--- The problem ---
In the material below, identify each line bearing the word "link". Reproduce those lines.

################

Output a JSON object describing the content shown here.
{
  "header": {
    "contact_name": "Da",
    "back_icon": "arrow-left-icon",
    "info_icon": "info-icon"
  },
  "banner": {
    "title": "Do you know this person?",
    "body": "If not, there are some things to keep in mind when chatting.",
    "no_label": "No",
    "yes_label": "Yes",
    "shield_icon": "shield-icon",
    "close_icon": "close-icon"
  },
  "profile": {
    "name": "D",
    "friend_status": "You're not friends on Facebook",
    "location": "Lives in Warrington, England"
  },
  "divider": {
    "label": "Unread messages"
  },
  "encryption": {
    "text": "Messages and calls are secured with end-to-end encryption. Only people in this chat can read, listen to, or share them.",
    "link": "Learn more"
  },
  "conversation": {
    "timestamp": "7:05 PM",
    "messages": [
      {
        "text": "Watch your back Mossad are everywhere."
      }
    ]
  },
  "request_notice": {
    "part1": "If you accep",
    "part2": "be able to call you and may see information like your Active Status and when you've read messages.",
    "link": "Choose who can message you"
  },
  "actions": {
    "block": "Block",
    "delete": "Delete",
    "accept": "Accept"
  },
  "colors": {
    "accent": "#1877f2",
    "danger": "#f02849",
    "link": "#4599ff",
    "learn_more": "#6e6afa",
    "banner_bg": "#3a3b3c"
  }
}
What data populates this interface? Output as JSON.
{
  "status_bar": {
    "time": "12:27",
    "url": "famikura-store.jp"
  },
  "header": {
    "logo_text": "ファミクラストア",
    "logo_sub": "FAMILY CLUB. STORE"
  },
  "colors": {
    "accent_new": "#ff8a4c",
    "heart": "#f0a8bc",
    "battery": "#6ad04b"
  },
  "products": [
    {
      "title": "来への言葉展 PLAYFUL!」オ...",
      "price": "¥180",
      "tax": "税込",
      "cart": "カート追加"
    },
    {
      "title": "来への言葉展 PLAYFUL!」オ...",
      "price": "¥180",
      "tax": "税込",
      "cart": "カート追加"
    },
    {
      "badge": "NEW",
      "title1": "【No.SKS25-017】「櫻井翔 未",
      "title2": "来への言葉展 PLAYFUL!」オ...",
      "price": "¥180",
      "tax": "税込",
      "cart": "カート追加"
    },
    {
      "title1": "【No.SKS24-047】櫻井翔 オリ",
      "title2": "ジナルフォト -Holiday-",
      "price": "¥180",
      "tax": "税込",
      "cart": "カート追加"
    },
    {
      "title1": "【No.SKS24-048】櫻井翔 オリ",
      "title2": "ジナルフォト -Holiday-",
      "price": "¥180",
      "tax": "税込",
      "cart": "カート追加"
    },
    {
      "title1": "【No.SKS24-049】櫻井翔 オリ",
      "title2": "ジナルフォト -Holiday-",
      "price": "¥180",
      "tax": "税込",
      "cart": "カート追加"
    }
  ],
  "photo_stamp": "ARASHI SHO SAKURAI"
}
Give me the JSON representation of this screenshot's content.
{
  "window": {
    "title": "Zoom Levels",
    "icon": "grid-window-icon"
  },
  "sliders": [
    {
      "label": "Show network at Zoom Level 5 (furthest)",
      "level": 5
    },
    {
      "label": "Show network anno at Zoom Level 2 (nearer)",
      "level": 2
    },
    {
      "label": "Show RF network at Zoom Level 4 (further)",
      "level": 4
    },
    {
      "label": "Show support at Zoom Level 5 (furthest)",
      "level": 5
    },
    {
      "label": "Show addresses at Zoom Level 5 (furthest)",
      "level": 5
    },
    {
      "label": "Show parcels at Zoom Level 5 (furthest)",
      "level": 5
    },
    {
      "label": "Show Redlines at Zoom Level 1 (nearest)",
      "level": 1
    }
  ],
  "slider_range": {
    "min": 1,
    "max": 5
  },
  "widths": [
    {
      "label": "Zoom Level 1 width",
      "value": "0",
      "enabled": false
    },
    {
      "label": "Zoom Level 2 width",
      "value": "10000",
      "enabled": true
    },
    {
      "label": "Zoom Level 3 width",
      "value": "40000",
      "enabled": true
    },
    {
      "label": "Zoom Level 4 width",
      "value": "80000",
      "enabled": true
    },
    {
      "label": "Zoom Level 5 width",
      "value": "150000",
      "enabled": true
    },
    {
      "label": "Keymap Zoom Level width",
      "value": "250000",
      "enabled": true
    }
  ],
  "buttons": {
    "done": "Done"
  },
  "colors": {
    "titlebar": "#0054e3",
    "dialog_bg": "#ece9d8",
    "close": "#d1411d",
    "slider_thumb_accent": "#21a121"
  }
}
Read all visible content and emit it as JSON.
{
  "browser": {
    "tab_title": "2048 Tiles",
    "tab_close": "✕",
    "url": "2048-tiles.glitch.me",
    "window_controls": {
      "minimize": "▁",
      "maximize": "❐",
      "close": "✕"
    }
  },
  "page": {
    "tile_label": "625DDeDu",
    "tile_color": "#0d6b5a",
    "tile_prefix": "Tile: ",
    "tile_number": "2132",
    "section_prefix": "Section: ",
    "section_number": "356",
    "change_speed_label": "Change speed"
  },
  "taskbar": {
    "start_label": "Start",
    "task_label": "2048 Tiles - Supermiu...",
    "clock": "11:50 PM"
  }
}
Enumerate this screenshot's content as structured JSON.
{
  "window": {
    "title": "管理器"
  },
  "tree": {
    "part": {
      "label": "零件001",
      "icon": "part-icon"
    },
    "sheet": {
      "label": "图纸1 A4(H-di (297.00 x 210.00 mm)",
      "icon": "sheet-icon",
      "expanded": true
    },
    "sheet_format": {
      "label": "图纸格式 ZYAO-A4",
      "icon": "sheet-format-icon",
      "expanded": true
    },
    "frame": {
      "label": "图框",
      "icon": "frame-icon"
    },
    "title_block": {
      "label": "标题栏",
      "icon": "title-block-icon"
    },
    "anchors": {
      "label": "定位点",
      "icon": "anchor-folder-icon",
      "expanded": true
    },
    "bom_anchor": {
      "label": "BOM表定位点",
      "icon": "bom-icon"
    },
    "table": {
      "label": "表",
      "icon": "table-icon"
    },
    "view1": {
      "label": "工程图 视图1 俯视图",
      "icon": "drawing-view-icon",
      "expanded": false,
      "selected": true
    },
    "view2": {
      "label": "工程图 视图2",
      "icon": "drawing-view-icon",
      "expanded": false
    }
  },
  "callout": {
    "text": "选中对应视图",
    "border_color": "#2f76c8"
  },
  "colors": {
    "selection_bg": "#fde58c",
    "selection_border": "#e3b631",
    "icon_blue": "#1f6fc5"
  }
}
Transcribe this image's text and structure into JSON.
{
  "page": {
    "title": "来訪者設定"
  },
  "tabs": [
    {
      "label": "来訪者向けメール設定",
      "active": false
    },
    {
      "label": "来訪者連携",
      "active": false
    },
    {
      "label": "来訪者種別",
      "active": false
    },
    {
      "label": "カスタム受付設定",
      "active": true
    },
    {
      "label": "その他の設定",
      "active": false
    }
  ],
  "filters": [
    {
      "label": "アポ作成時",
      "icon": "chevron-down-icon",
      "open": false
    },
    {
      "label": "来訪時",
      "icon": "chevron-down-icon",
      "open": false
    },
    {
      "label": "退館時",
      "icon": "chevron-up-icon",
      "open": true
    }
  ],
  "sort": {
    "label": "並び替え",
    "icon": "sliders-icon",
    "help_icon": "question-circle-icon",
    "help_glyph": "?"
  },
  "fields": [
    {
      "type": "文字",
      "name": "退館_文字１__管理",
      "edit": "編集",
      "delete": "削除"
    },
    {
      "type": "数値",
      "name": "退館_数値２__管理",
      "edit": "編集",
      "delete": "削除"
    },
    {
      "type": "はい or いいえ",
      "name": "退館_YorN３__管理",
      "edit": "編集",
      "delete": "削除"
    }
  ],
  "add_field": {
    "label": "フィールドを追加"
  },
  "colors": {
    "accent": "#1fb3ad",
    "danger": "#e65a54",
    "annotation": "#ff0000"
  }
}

################

--- Written response ---
    "link": "Learn more"
    "link": "Choose who can message you"
    "link": "#4599ff",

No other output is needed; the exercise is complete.